======== Records provided

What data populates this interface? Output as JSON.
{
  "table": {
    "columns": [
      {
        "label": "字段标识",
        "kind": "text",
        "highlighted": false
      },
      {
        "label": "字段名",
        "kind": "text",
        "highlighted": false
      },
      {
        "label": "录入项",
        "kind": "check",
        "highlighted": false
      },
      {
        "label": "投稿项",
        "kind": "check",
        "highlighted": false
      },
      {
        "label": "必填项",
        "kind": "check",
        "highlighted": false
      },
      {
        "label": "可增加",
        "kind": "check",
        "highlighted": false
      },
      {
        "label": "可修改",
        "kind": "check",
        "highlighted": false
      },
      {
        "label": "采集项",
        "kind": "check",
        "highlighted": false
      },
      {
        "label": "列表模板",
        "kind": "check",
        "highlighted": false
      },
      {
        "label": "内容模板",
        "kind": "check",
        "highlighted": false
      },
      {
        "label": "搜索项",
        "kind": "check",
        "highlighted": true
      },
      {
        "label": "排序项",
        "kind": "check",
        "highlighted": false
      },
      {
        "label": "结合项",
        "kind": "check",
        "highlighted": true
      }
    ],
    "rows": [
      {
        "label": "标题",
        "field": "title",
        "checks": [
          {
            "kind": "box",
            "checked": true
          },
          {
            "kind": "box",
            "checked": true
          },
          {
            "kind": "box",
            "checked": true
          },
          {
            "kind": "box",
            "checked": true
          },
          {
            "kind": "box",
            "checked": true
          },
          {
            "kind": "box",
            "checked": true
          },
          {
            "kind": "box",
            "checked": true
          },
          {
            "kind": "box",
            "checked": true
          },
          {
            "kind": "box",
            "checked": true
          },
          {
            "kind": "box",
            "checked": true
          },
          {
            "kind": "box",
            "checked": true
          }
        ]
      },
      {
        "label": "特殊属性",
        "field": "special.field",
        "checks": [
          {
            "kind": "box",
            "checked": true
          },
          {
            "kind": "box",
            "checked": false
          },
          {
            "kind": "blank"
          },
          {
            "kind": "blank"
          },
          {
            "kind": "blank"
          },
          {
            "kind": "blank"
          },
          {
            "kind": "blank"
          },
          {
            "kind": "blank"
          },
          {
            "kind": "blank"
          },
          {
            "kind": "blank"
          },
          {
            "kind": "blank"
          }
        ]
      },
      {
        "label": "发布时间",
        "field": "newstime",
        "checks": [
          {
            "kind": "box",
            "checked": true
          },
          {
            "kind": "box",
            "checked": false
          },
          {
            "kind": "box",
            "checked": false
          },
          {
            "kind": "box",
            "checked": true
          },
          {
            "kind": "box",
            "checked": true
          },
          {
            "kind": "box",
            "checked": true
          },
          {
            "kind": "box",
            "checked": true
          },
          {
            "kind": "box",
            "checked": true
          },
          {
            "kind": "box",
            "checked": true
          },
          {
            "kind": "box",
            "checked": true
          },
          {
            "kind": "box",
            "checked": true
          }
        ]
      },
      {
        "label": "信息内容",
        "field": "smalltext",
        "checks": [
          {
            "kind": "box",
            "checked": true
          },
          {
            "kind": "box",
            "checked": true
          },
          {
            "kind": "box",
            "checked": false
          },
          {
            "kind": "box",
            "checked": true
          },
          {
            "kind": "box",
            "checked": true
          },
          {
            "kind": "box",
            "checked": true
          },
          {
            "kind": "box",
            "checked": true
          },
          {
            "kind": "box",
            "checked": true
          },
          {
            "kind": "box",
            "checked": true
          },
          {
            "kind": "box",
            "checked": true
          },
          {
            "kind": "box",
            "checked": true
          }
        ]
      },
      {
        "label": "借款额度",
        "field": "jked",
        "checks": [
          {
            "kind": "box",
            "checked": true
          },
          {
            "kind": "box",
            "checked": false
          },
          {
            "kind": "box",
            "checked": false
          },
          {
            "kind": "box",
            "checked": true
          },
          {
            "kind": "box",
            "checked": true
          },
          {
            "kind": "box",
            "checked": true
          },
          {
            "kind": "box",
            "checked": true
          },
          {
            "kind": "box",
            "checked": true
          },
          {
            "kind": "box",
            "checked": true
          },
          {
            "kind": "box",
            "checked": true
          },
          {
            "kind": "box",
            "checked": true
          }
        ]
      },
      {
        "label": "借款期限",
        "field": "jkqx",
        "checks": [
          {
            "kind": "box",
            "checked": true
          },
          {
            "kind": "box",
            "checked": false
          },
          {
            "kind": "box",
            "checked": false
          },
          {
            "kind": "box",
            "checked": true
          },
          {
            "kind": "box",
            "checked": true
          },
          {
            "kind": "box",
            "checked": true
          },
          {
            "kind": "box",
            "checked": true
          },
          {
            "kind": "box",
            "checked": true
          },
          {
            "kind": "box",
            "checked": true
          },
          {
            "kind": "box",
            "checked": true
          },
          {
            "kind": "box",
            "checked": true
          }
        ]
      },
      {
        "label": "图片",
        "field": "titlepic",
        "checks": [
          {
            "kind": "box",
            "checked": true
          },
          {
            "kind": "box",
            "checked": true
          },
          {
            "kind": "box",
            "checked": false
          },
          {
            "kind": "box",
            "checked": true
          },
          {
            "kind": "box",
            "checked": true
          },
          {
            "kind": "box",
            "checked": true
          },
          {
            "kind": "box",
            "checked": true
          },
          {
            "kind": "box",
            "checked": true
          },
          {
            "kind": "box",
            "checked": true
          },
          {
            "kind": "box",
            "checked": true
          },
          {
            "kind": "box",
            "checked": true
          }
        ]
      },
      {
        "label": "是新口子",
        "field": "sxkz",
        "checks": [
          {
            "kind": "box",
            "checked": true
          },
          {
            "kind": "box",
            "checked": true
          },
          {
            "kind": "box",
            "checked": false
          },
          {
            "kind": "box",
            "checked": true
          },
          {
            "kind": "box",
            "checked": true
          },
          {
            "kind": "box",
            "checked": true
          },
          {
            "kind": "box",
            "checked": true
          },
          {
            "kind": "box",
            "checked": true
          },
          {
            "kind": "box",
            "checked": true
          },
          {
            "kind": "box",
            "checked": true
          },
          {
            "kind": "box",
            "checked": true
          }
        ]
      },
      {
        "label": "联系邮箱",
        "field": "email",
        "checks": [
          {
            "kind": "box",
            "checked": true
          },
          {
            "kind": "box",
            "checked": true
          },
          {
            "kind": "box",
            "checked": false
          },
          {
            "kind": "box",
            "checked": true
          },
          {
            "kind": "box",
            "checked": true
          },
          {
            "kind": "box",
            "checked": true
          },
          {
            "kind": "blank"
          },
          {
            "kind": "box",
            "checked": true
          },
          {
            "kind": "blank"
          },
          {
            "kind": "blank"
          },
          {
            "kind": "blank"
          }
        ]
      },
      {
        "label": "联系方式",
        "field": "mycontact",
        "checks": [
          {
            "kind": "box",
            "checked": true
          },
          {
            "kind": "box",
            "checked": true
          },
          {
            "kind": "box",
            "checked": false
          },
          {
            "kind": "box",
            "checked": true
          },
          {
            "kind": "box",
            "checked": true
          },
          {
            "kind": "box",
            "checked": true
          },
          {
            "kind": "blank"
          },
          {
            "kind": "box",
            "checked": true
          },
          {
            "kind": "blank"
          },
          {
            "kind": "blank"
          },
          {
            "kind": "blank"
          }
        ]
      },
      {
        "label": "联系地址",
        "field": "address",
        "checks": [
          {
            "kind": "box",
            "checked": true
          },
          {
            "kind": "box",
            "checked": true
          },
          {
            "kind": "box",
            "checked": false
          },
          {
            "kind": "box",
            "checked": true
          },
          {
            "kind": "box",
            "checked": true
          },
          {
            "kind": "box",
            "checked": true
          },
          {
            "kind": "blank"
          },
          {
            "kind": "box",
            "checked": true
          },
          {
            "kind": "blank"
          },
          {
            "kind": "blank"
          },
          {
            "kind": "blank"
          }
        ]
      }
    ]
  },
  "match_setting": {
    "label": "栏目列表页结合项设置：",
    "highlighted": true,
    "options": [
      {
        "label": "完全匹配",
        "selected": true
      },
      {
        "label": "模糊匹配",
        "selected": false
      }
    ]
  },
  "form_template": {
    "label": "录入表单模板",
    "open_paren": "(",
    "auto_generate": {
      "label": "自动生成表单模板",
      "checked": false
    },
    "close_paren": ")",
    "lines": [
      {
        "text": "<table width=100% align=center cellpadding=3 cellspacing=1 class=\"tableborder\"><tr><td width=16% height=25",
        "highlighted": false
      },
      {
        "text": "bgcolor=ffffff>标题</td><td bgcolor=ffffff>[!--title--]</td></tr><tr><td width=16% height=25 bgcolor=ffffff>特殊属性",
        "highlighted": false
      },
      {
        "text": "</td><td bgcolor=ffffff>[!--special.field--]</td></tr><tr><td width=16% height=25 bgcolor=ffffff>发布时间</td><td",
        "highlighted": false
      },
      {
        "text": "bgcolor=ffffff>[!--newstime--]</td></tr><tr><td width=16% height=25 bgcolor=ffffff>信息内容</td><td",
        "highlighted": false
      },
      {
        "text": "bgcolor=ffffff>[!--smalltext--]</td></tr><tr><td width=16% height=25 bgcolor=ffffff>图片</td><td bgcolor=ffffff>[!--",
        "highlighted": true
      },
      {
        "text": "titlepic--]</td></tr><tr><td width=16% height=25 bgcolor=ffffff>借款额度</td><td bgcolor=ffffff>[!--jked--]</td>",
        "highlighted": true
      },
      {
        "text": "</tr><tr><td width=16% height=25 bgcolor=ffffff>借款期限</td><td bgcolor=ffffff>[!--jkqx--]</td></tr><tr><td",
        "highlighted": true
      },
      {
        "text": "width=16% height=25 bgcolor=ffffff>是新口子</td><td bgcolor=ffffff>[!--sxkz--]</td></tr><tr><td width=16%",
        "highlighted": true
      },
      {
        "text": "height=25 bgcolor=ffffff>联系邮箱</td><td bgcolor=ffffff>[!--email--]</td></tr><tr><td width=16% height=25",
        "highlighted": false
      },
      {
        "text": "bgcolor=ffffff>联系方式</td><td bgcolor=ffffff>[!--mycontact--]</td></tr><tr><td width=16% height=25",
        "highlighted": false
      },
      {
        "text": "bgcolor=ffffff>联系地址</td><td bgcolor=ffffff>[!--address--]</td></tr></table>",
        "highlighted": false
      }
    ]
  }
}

================

■ Prompt:
Work out how many lines in the records include "联系地址". Only the number should be given.

■ Output for this task:
2